Reproduce every record below exactly as written, but leave out any pictures.

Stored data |
------------------------------------------------------------

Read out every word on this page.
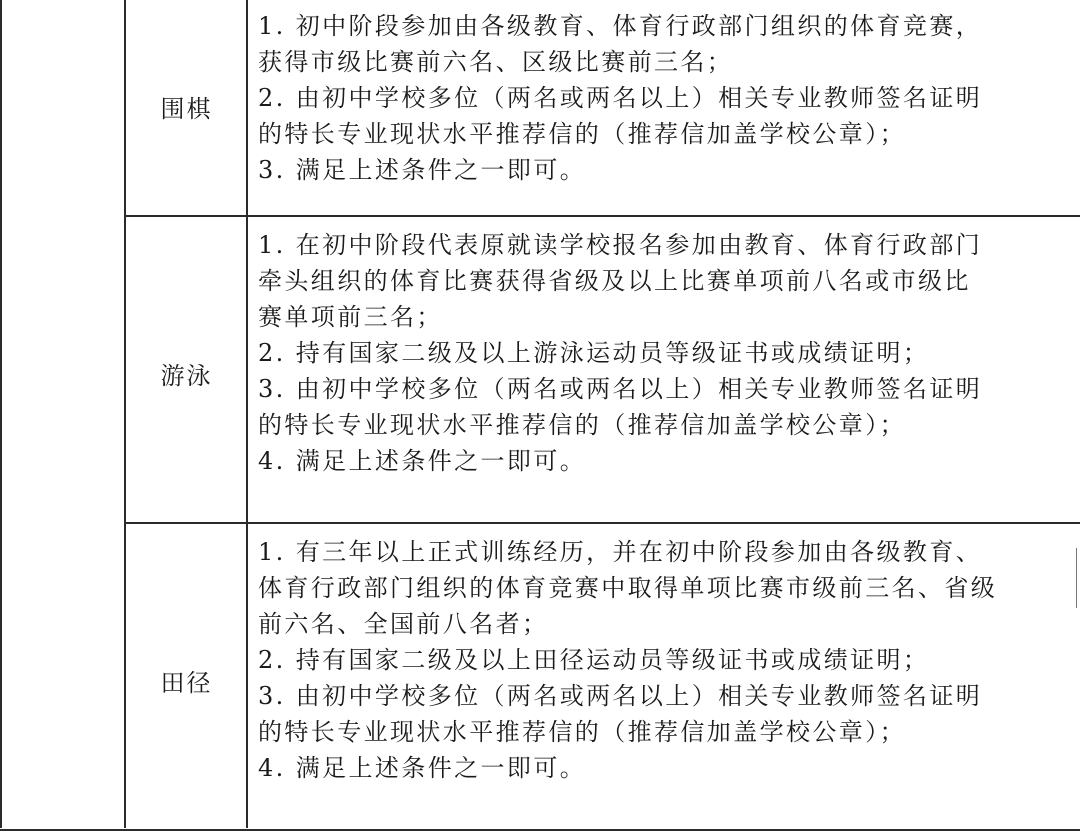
围棋
游泳
田径
1. 初中阶段参加由各级教育、体育行政部门组织的体育竞赛，
获得市级比赛前六名、区级比赛前三名；
2. 由初中学校多位（两名或两名以上）相关专业教师签名证明
的特长专业现状水平推荐信的（推荐信加盖学校公章）；
3. 满足上述条件之一即可。
1. 在初中阶段代表原就读学校报名参加由教育、体育行政部门
牵头组织的体育比赛获得省级及以上比赛单项前八名或市级比
赛单项前三名；
2. 持有国家二级及以上游泳运动员等级证书或成绩证明；
3. 由初中学校多位（两名或两名以上）相关专业教师签名证明
的特长专业现状水平推荐信的（推荐信加盖学校公章）；
4. 满足上述条件之一即可。
1. 有三年以上正式训练经历，并在初中阶段参加由各级教育、
体育行政部门组织的体育竞赛中取得单项比赛市级前三名、省级
前六名、全国前八名者；
2. 持有国家二级及以上田径运动员等级证书或成绩证明；
3. 由初中学校多位（两名或两名以上）相关专业教师签名证明
的特长专业现状水平推荐信的（推荐信加盖学校公章）；
4. 满足上述条件之一即可。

------------------------------------------------------------

RESPONSE TO THIS TASK |
Read out every word on this page.
围棋
游泳
田径
1. 初中阶段参加由各级教育、体育行政部门组织的体育竞赛，
获得市级比赛前六名、区级比赛前三名；
2. 由初中学校多位（两名或两名以上）相关专业教师签名证明
的特长专业现状水平推荐信的（推荐信加盖学校公章）；
3. 满足上述条件之一即可。
1. 在初中阶段代表原就读学校报名参加由教育、体育行政部门
牵头组织的体育比赛获得省级及以上比赛单项前八名或市级比
赛单项前三名；
2. 持有国家二级及以上游泳运动员等级证书或成绩证明；
3. 由初中学校多位（两名或两名以上）相关专业教师签名证明
的特长专业现状水平推荐信的（推荐信加盖学校公章）；
4. 满足上述条件之一即可。
1. 有三年以上正式训练经历，并在初中阶段参加由各级教育、
体育行政部门组织的体育竞赛中取得单项比赛市级前三名、省级
前六名、全国前八名者；
2. 持有国家二级及以上田径运动员等级证书或成绩证明；
3. 由初中学校多位（两名或两名以上）相关专业教师签名证明
的特长专业现状水平推荐信的（推荐信加盖学校公章）；
4. 满足上述条件之一即可。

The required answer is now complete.